┌──
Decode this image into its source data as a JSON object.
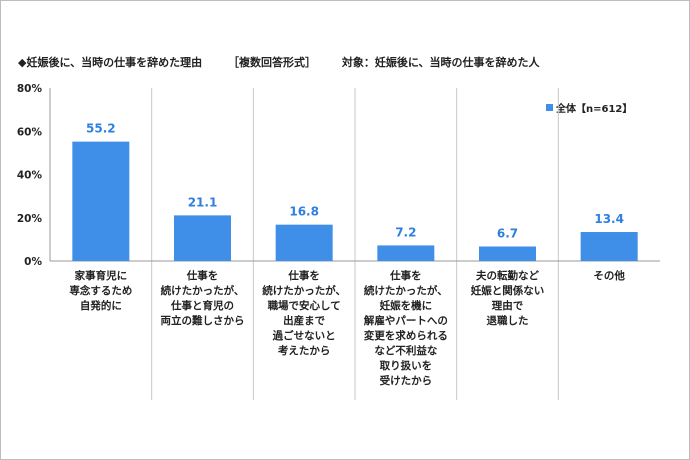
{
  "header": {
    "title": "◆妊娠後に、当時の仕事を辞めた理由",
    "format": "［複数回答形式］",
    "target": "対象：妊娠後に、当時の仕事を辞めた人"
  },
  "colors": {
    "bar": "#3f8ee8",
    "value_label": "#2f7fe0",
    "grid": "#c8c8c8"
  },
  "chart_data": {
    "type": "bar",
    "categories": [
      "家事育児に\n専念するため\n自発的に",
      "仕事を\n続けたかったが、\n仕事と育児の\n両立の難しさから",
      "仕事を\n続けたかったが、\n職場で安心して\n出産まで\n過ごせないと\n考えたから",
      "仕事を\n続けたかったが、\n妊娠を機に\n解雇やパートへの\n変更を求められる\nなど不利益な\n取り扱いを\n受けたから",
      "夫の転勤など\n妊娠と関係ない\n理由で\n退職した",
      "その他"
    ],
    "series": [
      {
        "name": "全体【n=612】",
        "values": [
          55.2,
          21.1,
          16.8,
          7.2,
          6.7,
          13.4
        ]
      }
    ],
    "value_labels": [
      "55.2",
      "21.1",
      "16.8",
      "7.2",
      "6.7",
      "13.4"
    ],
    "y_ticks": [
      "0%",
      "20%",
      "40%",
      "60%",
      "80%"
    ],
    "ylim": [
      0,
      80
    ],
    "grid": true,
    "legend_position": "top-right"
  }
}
└──
### Brief
Return each line in the records that holds the string "n続けたかったが".

### Expected output
      "仕事を\n続けたかったが、\n仕事と育児の\n両立の難しさから",
      "仕事を\n続けたかったが、\n職場で安心して\n出産まで\n過ごせないと\n考えたから",
      "仕事を\n続けたかったが、\n妊娠を機に\n解雇やパートへの\n変更を求められる\nなど不利益な\n取り扱いを\n受けたから",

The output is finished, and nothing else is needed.